**Task to carry out:** Track down each line that has the word "index" and copy it.

**Entries with figure data:**

◇ ◇ ◇ ◇ ◇ ◇ ◇

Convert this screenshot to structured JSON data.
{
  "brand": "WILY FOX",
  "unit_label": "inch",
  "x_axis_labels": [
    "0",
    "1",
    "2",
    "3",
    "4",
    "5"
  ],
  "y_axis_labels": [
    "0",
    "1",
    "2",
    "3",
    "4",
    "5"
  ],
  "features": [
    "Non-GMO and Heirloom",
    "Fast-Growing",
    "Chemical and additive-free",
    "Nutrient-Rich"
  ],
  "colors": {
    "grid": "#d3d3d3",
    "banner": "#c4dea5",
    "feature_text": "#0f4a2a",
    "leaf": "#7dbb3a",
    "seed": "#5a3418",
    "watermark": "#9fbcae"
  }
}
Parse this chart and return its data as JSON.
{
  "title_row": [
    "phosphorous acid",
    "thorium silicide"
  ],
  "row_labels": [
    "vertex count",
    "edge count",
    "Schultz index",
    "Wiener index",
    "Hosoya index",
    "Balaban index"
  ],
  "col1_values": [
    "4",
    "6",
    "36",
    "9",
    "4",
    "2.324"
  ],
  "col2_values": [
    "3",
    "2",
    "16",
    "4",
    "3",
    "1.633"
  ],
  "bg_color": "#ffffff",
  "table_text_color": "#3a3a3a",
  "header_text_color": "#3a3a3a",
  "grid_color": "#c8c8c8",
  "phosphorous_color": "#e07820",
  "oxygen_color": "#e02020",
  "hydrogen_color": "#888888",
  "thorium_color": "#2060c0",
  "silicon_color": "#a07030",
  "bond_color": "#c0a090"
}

◇ ◇ ◇ ◇ ◇ ◇ ◇

**Written response:**
    "Schultz index",
    "Wiener index",
    "Hosoya index",
    "Balaban index"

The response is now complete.